• **Written problem**
Write out every entry word for word.

# START OF Material for this task

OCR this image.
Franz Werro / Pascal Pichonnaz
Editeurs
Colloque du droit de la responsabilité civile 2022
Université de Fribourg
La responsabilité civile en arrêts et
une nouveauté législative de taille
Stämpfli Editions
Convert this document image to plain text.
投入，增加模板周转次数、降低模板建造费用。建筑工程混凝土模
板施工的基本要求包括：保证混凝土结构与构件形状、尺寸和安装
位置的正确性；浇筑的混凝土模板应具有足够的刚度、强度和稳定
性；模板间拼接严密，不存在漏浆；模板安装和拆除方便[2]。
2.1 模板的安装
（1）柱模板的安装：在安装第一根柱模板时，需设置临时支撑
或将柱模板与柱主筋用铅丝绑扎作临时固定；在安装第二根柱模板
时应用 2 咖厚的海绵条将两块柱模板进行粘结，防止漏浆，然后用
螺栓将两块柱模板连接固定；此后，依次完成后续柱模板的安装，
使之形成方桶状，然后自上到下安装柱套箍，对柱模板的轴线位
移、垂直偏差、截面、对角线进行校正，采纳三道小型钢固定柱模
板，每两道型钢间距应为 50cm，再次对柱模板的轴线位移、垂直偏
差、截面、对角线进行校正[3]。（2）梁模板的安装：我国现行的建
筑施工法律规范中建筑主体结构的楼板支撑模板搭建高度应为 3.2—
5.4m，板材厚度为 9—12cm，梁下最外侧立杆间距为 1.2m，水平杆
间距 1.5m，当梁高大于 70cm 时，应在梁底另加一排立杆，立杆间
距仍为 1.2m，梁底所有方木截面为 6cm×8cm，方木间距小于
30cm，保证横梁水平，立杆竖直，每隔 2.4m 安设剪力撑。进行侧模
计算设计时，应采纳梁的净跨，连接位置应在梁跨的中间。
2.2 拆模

# END OF Material for this task

• **Worked answer**
OCR this image.
Franz Werro / Pascal Pichonnaz
Editeurs
Colloque du droit de la responsabilité civile 2022
Université de Fribourg
La responsabilité civile en arrêts et
une nouveauté législative de taille
Stämpfli Editions
Convert this document image to plain text.
投入，增加模板周转次数、降低模板建造费用。建筑工程混凝土模
板施工的基本要求包括：保证混凝土结构与构件形状、尺寸和安装
位置的正确性；浇筑的混凝土模板应具有足够的刚度、强度和稳定
性；模板间拼接严密，不存在漏浆；模板安装和拆除方便[2]。
2.1 模板的安装
（1）柱模板的安装：在安装第一根柱模板时，需设置临时支撑
或将柱模板与柱主筋用铅丝绑扎作临时固定；在安装第二根柱模板
时应用 2 咖厚的海绵条将两块柱模板进行粘结，防止漏浆，然后用
螺栓将两块柱模板连接固定；此后，依次完成后续柱模板的安装，
使之形成方桶状，然后自上到下安装柱套箍，对柱模板的轴线位
移、垂直偏差、截面、对角线进行校正，采纳三道小型钢固定柱模
板，每两道型钢间距应为 50cm，再次对柱模板的轴线位移、垂直偏
差、截面、对角线进行校正[3]。（2）梁模板的安装：我国现行的建
筑施工法律规范中建筑主体结构的楼板支撑模板搭建高度应为 3.2—
5.4m，板材厚度为 9—12cm，梁下最外侧立杆间距为 1.2m，水平杆
间距 1.5m，当梁高大于 70cm 时，应在梁底另加一排立杆，立杆间
距仍为 1.2m，梁底所有方木截面为 6cm×8cm，方木间距小于
30cm，保证横梁水平，立杆竖直，每隔 2.4m 安设剪力撑。进行侧模
计算设计时，应采纳梁的净跨，连接位置应在梁跨的中间。
2.2 拆模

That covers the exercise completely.